● Exercise set
**a.** In the Rmpi and doMPI setup steps below, what kind of command prompt should be opened, and why?
**b.** Write the next part of the Rmpi and doMPI setup guide for Windows HPC, picking up right after its last line.
Start Text section
For 32-bit only:
To get the Rmpi and doMPI packages working on Windows HPC, using Micrsoft’s MSMPI libraries:
- Install the “foreach” package into R.
- Install RTools for your version of R from Duncan Murdoch's page.
- Install the Windows HPC 2008 SDK from Microsoft Download Center.
- Download and extract the package source for the development version (0.6) from The Rmpi download page.
- Download and extract the package source for doMPI from the CRAN package page.
- Modify the Rmpi\src\Makevars.win to read
PKG_CFLAGS = -I"C:\Program Files\Microsoft HPC Pack 2008 SDK\Include" -DMPI2 -DWin32 "-D__int64=long long"
PKG_LIBS = -L"C:\Program Files\Microsoft HPC Pack 2008 SDK\Lib\i386" -L"C:\Program Files\Microsoft HPC Pack 2008 SDK\Lib\amd64" -lmsmpi
- Open an administrative command prompt (so that your R installation can be updated) and do the following:
cd <folder above the extracted packages>
"c:\Program Files\R\R-2.14.0\bin\R.exe" --vanilla CMD INSTALL --build Rmpi
"c:\Program Files\R\R-2.14.0\bin\R.exe" --vanilla CMD INSTALL –build doMPI
- Copy the zip files created, Rmpi_0.6-0.zip and doMPI_0.1-5.zip, to your cluster head node and pass the file paths to R’s install.packages function together with “foreach”.
- library(doMPI) should then state that it has loaded Rmpi.
End Text section
Start Record extracts
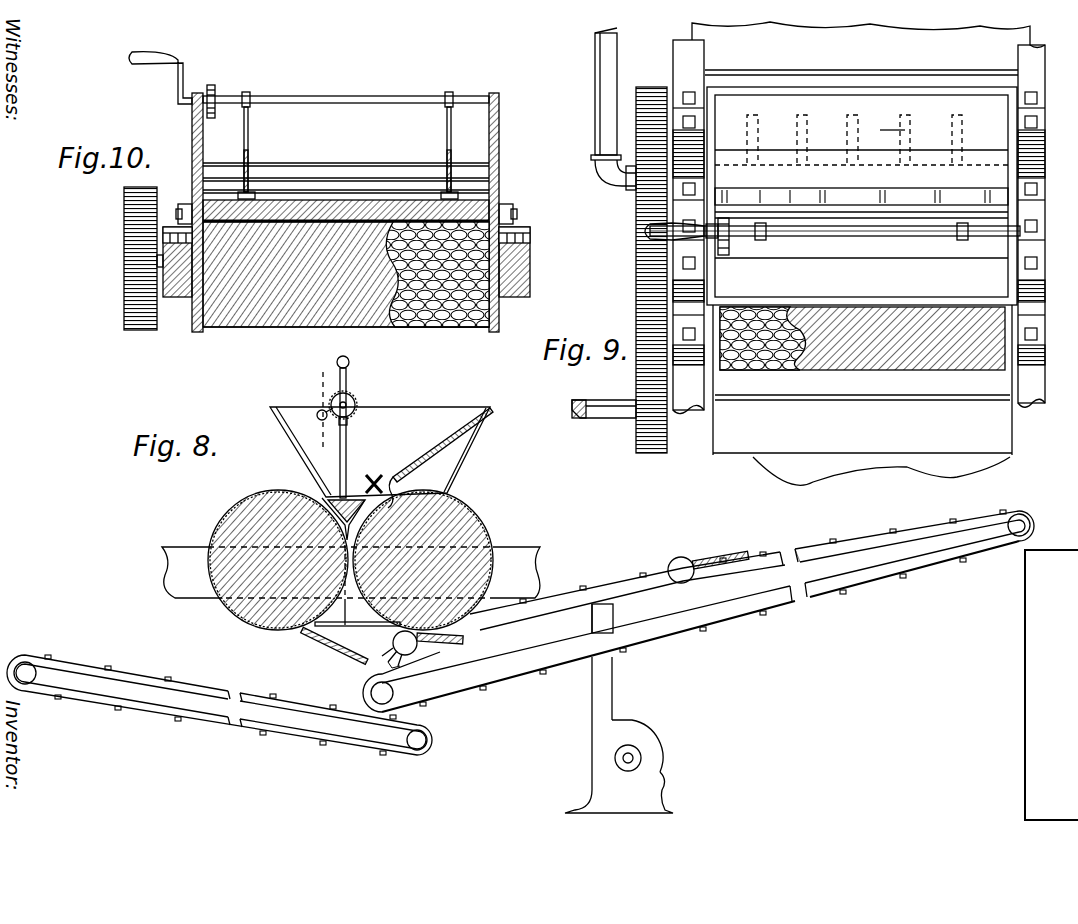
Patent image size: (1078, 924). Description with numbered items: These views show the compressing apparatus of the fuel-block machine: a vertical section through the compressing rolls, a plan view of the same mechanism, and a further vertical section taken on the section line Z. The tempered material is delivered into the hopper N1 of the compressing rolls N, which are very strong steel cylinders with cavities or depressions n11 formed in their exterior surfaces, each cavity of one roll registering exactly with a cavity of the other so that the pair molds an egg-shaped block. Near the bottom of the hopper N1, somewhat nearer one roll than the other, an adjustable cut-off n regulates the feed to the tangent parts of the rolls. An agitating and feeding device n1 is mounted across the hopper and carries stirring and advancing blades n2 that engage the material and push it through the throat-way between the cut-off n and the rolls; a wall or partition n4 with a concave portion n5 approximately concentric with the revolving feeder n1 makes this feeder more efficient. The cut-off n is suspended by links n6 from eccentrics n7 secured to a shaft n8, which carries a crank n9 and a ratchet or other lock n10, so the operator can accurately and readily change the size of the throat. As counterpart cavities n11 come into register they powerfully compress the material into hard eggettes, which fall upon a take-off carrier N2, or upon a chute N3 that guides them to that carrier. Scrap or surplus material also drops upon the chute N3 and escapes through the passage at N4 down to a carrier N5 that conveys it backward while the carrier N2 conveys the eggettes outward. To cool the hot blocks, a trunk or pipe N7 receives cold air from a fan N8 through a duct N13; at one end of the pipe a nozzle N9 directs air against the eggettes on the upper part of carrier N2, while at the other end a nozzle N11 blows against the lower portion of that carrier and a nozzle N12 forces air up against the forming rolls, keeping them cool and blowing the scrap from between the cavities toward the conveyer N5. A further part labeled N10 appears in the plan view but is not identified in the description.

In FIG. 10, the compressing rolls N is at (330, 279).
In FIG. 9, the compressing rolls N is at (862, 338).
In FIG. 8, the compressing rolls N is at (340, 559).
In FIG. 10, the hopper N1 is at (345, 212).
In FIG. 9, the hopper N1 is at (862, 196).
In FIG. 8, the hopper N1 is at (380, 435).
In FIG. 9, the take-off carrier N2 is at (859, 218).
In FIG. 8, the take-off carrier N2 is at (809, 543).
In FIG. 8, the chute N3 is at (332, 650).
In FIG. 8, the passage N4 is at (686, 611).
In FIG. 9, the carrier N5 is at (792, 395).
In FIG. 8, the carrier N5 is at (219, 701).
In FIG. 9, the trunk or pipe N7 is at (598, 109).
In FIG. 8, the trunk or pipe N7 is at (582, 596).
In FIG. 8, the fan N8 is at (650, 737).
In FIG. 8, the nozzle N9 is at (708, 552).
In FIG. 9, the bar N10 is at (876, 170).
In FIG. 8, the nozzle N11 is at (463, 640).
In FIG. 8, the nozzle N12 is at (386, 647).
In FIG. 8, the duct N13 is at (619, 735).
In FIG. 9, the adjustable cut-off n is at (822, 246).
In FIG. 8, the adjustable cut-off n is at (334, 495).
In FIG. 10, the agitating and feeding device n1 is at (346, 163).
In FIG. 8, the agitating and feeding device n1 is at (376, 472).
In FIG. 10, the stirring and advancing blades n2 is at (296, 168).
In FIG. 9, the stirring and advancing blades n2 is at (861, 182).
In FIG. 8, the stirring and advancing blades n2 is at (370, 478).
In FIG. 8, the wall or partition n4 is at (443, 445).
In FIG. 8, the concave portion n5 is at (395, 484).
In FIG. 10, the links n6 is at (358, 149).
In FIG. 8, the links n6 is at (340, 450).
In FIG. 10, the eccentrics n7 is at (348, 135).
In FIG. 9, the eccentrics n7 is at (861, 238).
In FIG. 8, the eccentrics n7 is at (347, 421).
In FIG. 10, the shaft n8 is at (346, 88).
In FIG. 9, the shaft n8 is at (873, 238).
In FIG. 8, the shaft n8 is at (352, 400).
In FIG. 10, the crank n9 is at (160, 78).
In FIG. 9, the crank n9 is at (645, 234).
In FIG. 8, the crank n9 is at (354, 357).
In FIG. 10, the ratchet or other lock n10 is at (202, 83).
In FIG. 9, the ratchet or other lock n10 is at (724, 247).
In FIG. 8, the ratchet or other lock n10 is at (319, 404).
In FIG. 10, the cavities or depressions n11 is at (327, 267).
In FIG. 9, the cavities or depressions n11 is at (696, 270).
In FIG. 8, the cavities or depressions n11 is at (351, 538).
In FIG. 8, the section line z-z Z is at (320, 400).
End Record extracts
Start Record extracts
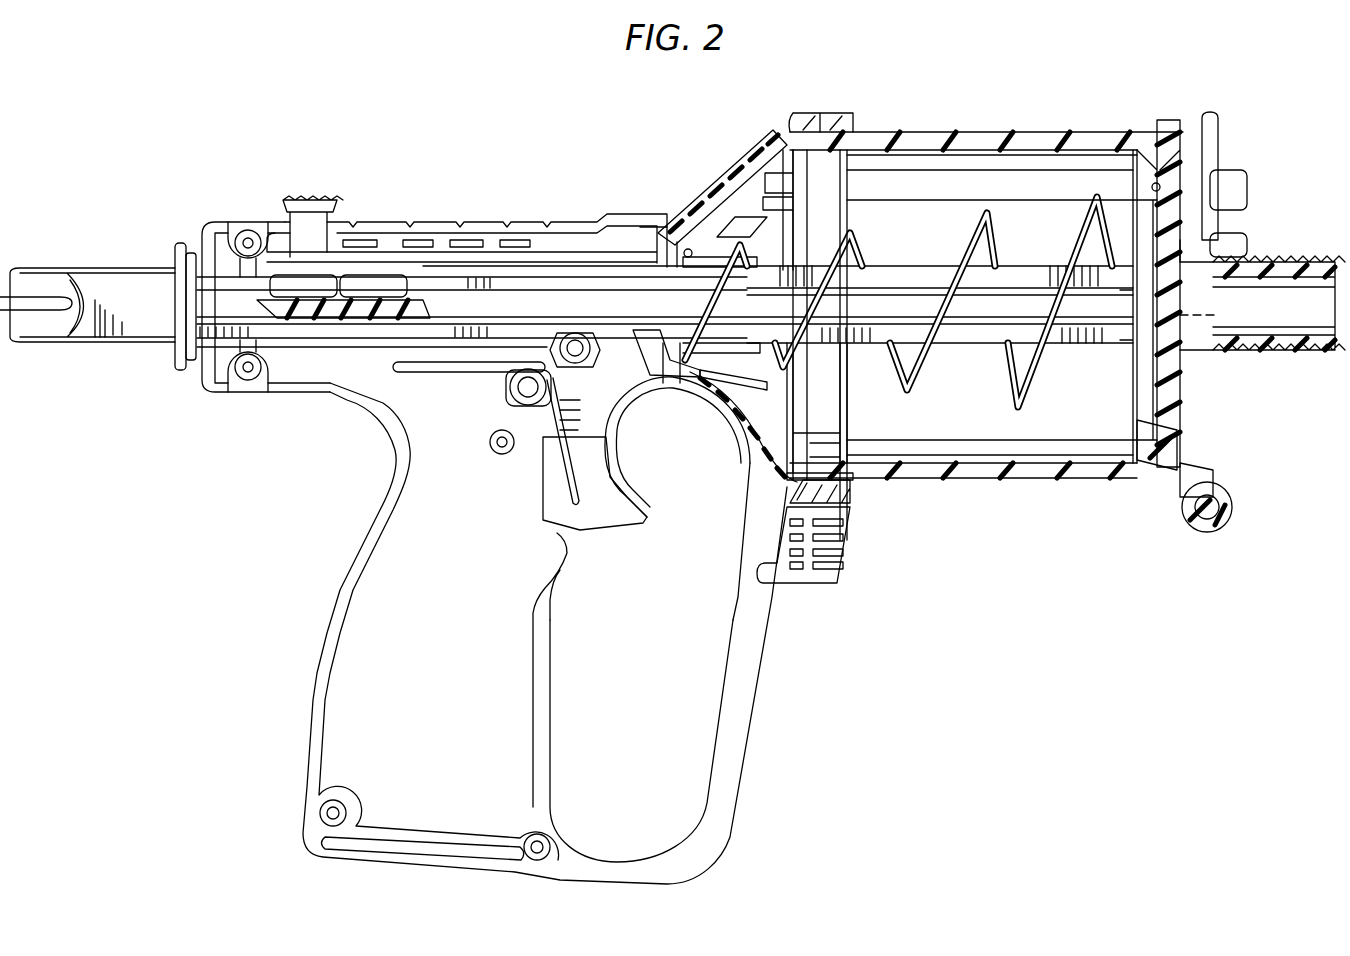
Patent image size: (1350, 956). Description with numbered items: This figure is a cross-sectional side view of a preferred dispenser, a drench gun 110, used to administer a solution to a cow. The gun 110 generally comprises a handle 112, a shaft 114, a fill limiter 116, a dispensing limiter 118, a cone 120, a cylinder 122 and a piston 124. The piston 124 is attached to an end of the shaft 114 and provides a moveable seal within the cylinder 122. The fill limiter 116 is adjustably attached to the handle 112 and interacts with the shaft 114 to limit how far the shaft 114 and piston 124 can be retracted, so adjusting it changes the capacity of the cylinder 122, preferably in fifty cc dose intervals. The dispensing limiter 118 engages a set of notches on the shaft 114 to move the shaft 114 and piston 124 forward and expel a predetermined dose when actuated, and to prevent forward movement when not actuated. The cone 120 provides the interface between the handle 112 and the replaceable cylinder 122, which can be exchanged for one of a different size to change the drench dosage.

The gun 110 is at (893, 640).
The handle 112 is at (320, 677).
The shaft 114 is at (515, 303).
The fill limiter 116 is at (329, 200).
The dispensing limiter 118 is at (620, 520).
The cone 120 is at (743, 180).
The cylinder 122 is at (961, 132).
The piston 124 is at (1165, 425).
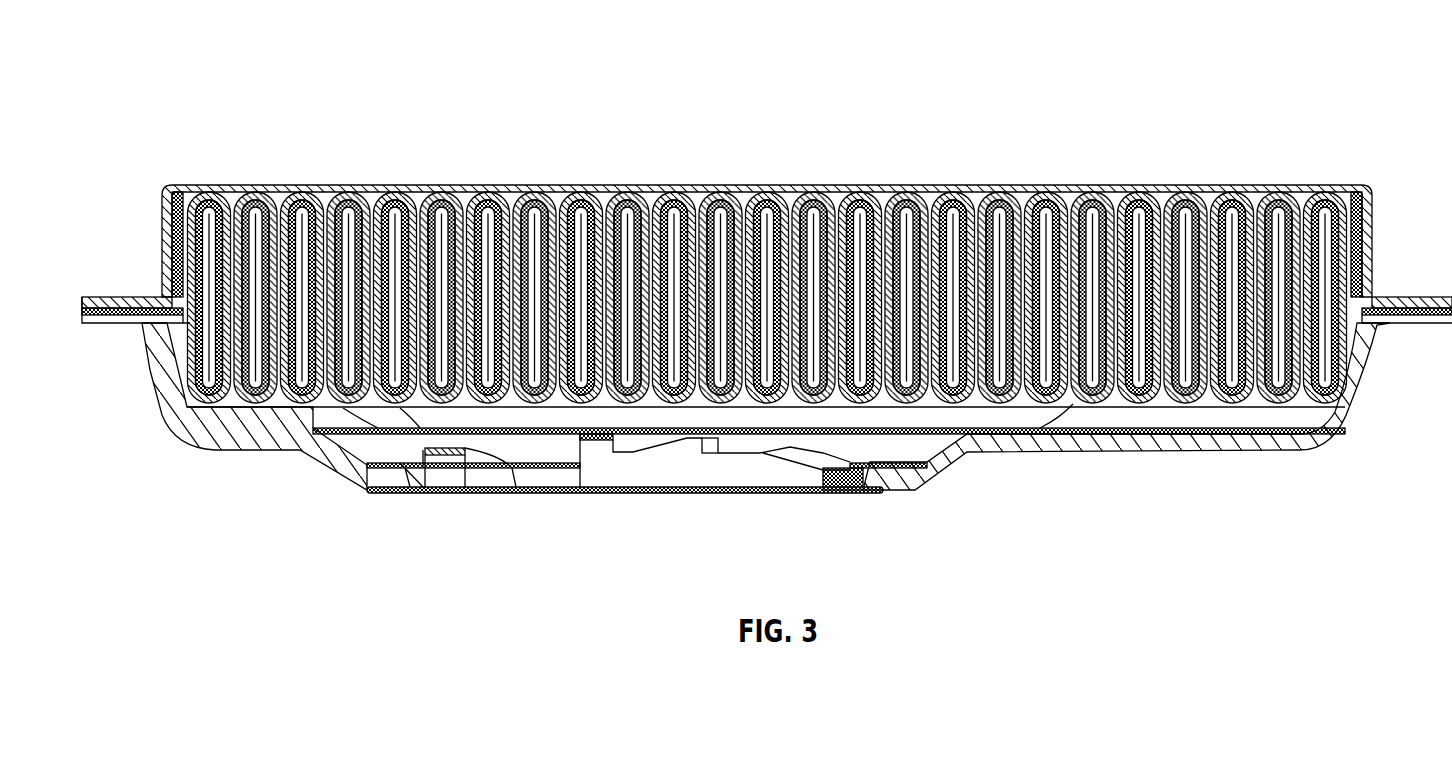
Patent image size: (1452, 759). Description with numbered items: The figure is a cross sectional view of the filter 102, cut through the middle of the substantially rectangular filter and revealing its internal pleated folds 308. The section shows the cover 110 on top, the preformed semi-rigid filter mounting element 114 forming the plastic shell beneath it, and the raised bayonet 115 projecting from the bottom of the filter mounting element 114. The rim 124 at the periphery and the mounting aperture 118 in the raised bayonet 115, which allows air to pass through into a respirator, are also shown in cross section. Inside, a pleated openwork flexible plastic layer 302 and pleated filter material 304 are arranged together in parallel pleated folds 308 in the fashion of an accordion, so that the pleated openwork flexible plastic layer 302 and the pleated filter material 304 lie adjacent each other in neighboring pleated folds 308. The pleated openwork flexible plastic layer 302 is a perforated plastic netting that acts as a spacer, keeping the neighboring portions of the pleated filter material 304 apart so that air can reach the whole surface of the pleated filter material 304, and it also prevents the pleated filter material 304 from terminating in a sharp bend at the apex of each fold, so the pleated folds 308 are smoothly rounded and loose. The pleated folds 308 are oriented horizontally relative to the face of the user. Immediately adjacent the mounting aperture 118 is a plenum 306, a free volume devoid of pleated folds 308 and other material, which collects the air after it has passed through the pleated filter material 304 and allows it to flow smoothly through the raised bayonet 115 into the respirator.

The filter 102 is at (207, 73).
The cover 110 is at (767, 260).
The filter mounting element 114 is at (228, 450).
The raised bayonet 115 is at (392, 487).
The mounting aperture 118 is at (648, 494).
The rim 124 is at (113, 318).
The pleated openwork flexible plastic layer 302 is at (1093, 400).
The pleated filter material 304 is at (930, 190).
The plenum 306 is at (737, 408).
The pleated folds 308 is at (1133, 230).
End Record extracts
● Answers for the tasks
**a.** An administrative command prompt, so that the R installation can be updated.

**b.**
That all worked for i386 (32-bit), but I got an access violation when trying to load the Rmpi package for x64. So instead, I built the Rmpi sources using the Visual C++ 2010 compiler (some fixing required), and dropped the new dlls over the top of the ones installed in the R library folder.
Using parallel foreach on Windows HPC
MSMPI (Microsoft’s implementation of MPI) doesn’t support spawning (at least not in the 2008 R2 version), so you need to use the non-spawning method:
cl <- startMPIcluster()
… use of foreach and %dopar% …
Finally, you queue the job using mpiexec on R (or a batch file that calls R).
To run one worker per core:
Set the job resource type to core, and set the minimum and maximum number of cores for the task to the number of cores on your worker nodes.
Use the command mpiexec –n * myRrunner.bat
To run one worker per node:
Set the job resource type to node, and set the minimum and maximum number of nodes for the task to the number of nodes in your cluster.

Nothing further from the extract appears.